- [Description of the task]:
Give the data below again exactly as it stands. Omit the pictures.

--- BEGIN ---

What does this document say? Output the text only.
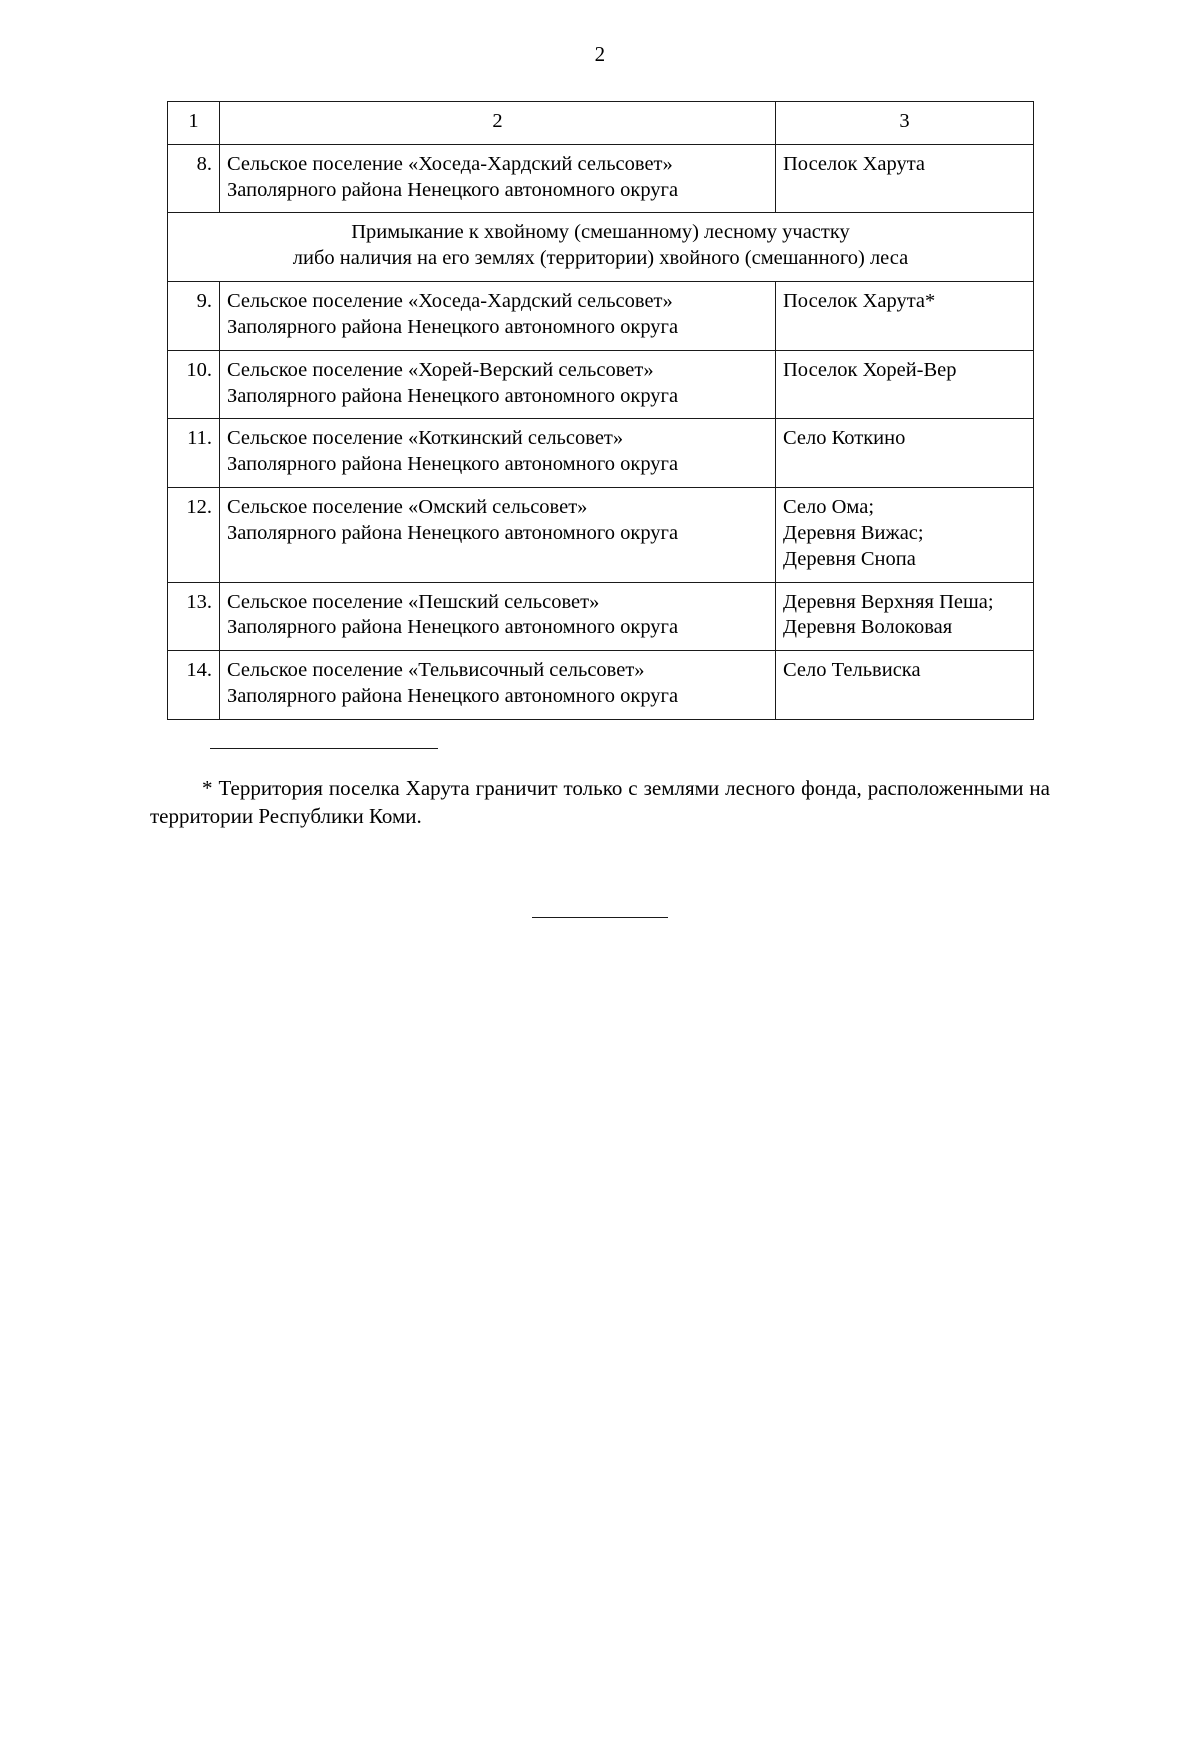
2
1	2	3
8.	Сельское поселение «Хоседа-Хардский сельсовет»
Заполярного района Ненецкого автономного округа	Поселок Харута

Примыкание к хвойному (смешанному) лесному участку
либо наличия на его землях (территории) хвойного (смешанного) леса		

9.	Сельское поселение «Хоседа-Хардский сельсовет»
Заполярного района Ненецкого автономного округа	Поселок Харута*

10.	Сельское поселение «Хорей-Верский сельсовет»
Заполярного района Ненецкого автономного округа	Поселок Хорей-Вер

11.	Сельское поселение «Коткинский сельсовет»
Заполярного района Ненецкого автономного округа	Село Коткино

12.	Сельское поселение «Омский сельсовет»
Заполярного района Ненецкого автономного округа	Село Ома;
Деревня Вижас;
Деревня Снопа

13.	Сельское поселение «Пешский сельсовет»
Заполярного района Ненецкого автономного округа	Деревня Верхняя Пеша;
Деревня Волоковая

14.	Сельское поселение «Тельвисочный сельсовет»
Заполярного района Ненецкого автономного округа	Село Тельвиска
* Территория поселка Харута граничит только с землями лесного фонда, расположенными на территории Республики Коми.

--- END ---

- [The result]:
What does this document say? Output the text only.
2
1	2	3
8.	Сельское поселение «Хоседа-Хардский сельсовет»
Заполярного района Ненецкого автономного округа	Поселок Харута

Примыкание к хвойному (смешанному) лесному участку
либо наличия на его землях (территории) хвойного (смешанного) леса		

9.	Сельское поселение «Хоседа-Хардский сельсовет»
Заполярного района Ненецкого автономного округа	Поселок Харута*

10.	Сельское поселение «Хорей-Верский сельсовет»
Заполярного района Ненецкого автономного округа	Поселок Хорей-Вер

11.	Сельское поселение «Коткинский сельсовет»
Заполярного района Ненецкого автономного округа	Село Коткино

12.	Сельское поселение «Омский сельсовет»
Заполярного района Ненецкого автономного округа	Село Ома;
Деревня Вижас;
Деревня Снопа

13.	Сельское поселение «Пешский сельсовет»
Заполярного района Ненецкого автономного округа	Деревня Верхняя Пеша;
Деревня Волоковая

14.	Сельское поселение «Тельвисочный сельсовет»
Заполярного района Ненецкого автономного округа	Село Тельвиска
* Территория поселка Харута граничит только с землями лесного фонда, расположенными на территории Республики Коми.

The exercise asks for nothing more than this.